◆ **TASK OBJECTIVE**: Return every line of the material below unchanged, character for character.

**** INPUT MATERIAL

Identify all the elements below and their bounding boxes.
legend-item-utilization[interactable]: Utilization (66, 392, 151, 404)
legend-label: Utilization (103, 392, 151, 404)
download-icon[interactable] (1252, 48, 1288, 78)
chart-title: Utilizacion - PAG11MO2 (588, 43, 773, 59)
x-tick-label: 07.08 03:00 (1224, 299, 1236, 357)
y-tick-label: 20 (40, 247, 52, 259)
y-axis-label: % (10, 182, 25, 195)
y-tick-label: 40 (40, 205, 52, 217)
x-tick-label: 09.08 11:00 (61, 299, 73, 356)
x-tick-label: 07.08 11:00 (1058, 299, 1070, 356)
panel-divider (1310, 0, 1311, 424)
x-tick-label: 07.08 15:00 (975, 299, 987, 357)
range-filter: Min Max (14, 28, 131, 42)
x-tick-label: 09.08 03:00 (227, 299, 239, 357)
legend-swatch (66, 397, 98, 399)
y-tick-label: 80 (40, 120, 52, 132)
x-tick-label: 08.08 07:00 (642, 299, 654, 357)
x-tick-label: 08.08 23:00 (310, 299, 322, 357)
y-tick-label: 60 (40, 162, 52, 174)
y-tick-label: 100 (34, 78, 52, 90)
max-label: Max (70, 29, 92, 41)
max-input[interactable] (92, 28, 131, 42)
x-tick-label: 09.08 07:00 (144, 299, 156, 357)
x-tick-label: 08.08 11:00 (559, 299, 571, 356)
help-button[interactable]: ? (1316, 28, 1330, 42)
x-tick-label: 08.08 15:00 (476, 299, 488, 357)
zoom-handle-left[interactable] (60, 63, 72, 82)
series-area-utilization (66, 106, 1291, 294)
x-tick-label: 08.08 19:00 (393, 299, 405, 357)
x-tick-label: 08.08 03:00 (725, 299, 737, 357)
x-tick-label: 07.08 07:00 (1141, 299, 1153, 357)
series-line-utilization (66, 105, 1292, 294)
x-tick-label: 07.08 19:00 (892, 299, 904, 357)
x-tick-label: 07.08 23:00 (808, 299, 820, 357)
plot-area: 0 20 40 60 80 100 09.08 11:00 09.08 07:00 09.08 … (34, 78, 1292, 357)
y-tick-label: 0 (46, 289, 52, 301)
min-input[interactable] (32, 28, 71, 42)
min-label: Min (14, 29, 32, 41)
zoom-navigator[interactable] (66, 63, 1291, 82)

********

◆ **ANSWER TO THE PROBLEM**:
Identify all the elements below and their bounding boxes.
legend-item-utilization[interactable]: Utilization (66, 392, 151, 404)
legend-label: Utilization (103, 392, 151, 404)
download-icon[interactable] (1252, 48, 1288, 78)
chart-title: Utilizacion - PAG11MO2 (588, 43, 773, 59)
x-tick-label: 07.08 03:00 (1224, 299, 1236, 357)
y-tick-label: 20 (40, 247, 52, 259)
y-axis-label: % (10, 182, 25, 195)
y-tick-label: 40 (40, 205, 52, 217)
x-tick-label: 09.08 11:00 (61, 299, 73, 356)
x-tick-label: 07.08 11:00 (1058, 299, 1070, 356)
panel-divider (1310, 0, 1311, 424)
x-tick-label: 07.08 15:00 (975, 299, 987, 357)
range-filter: Min Max (14, 28, 131, 42)
x-tick-label: 09.08 03:00 (227, 299, 239, 357)
legend-swatch (66, 397, 98, 399)
y-tick-label: 80 (40, 120, 52, 132)
x-tick-label: 08.08 07:00 (642, 299, 654, 357)
x-tick-label: 08.08 23:00 (310, 299, 322, 357)
y-tick-label: 60 (40, 162, 52, 174)
y-tick-label: 100 (34, 78, 52, 90)
max-label: Max (70, 29, 92, 41)
max-input[interactable] (92, 28, 131, 42)
x-tick-label: 09.08 07:00 (144, 299, 156, 357)
x-tick-label: 08.08 11:00 (559, 299, 571, 356)
help-button[interactable]: ? (1316, 28, 1330, 42)
x-tick-label: 08.08 15:00 (476, 299, 488, 357)
zoom-handle-left[interactable] (60, 63, 72, 82)
series-area-utilization (66, 106, 1291, 294)
x-tick-label: 08.08 19:00 (393, 299, 405, 357)
x-tick-label: 08.08 03:00 (725, 299, 737, 357)
x-tick-label: 07.08 07:00 (1141, 299, 1153, 357)
series-line-utilization (66, 105, 1292, 294)
x-tick-label: 07.08 19:00 (892, 299, 904, 357)
x-tick-label: 07.08 23:00 (808, 299, 820, 357)
plot-area: 0 20 40 60 80 100 09.08 11:00 09.08 07:00 09.08 … (34, 78, 1292, 357)
y-tick-label: 0 (46, 289, 52, 301)
min-input[interactable] (32, 28, 71, 42)
min-label: Min (14, 29, 32, 41)
zoom-navigator[interactable] (66, 63, 1291, 82)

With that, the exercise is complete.